**EXERCISE DIRECTIONS**
Copy out every line containing the word "object".

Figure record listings
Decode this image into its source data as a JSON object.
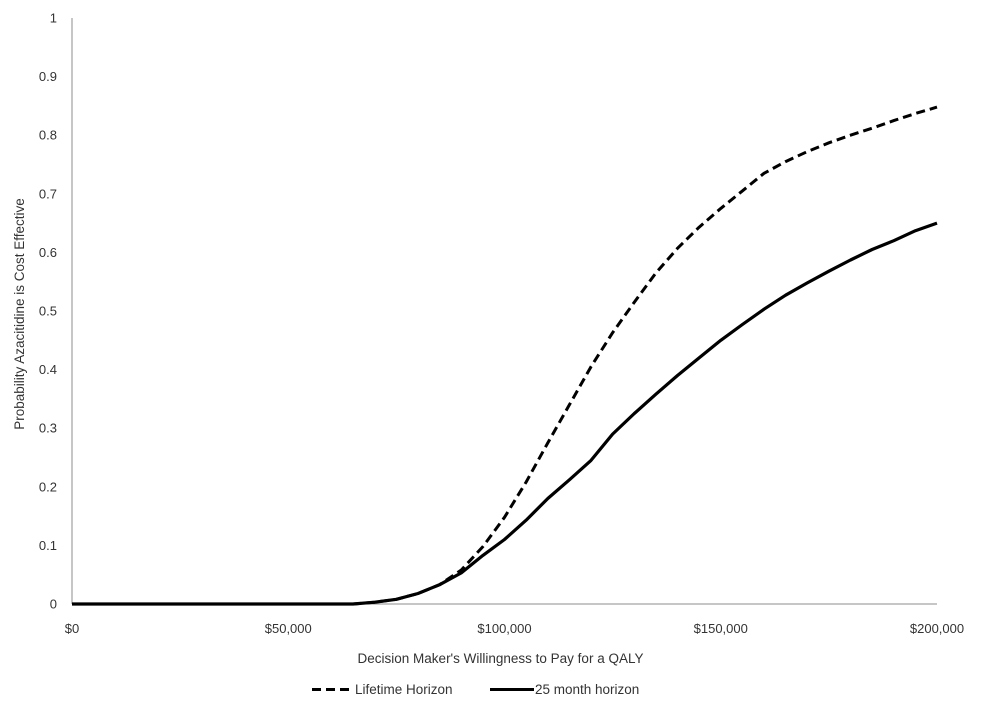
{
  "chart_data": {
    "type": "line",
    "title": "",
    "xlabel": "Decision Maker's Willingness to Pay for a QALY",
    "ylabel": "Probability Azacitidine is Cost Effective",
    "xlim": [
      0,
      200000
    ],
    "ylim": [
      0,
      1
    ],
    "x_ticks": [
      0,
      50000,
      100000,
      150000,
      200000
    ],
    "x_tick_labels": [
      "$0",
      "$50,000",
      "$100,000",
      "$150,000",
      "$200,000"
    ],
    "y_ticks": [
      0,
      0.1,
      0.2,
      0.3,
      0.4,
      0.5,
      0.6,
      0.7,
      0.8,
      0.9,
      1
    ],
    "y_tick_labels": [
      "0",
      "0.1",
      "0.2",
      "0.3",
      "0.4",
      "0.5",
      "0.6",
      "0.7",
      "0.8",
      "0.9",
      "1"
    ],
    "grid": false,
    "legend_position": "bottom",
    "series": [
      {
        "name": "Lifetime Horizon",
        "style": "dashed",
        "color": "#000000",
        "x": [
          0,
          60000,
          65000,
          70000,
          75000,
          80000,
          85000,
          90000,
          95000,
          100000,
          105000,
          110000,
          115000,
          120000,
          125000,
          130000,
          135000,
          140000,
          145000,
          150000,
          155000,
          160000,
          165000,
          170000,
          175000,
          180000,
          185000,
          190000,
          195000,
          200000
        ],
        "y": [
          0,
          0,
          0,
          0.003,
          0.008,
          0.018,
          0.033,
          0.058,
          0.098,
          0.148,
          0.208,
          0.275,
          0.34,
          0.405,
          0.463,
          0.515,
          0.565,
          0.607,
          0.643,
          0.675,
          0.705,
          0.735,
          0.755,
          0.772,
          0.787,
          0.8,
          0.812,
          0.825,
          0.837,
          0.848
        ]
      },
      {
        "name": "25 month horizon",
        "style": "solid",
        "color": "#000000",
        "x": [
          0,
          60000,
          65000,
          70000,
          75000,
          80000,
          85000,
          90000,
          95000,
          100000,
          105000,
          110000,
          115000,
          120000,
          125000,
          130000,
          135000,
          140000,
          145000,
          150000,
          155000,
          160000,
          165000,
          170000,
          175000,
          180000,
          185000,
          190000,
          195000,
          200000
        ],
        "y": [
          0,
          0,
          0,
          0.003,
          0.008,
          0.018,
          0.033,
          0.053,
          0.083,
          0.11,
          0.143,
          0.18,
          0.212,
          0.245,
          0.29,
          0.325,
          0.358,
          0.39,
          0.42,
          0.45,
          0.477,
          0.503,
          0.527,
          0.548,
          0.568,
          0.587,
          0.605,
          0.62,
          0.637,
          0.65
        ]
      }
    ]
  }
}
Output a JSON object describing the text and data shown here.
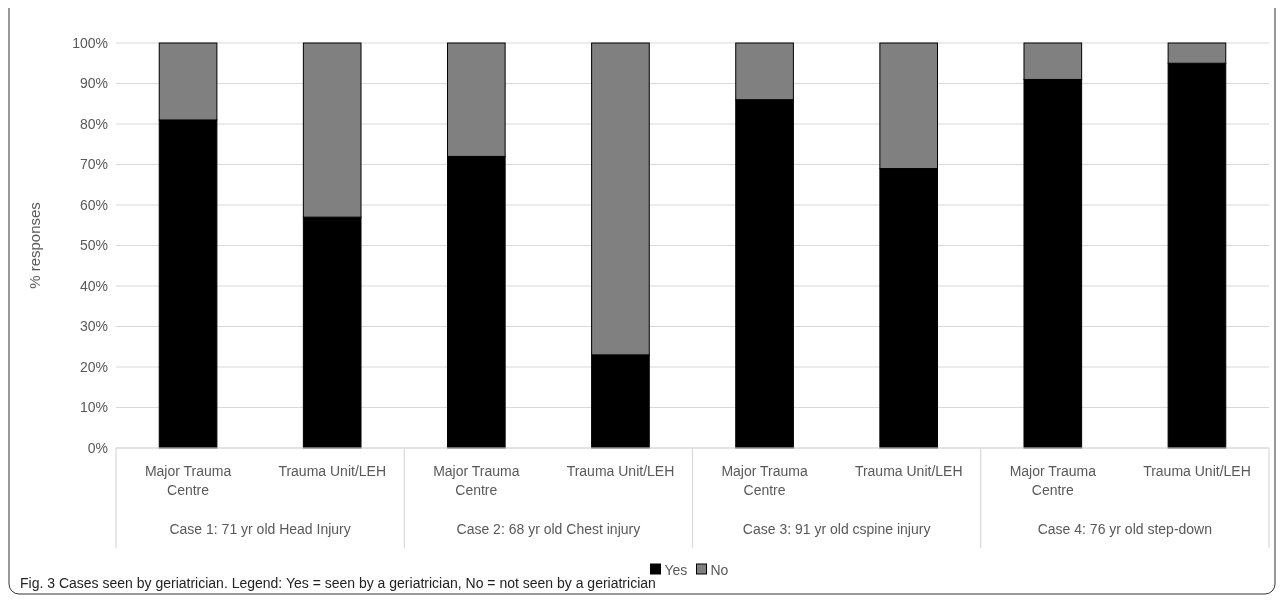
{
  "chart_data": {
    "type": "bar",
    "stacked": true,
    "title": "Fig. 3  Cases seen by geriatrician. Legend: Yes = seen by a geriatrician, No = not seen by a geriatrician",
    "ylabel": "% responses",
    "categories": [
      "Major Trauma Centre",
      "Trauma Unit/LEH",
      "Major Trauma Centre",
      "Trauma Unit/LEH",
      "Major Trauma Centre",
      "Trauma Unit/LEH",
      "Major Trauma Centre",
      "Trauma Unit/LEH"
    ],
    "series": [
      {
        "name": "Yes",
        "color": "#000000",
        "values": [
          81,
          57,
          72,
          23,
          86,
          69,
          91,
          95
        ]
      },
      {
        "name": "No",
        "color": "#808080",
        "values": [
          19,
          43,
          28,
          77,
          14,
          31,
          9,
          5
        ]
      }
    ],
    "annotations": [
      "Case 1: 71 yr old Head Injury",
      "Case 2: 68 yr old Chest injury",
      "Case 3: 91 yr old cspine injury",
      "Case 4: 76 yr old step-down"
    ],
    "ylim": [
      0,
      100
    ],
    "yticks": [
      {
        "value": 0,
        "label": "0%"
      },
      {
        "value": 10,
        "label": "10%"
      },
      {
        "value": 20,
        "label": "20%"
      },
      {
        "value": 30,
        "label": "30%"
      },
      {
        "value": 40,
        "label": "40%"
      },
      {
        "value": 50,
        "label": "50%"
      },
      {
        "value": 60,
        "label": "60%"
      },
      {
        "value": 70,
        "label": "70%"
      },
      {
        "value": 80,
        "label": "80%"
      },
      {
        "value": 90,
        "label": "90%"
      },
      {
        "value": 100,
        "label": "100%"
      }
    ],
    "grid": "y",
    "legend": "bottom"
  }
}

**ANSWER TO THE TASK**
Decode this image into its source data as a JSON object.
Output a JSON object describing the text and data shown here.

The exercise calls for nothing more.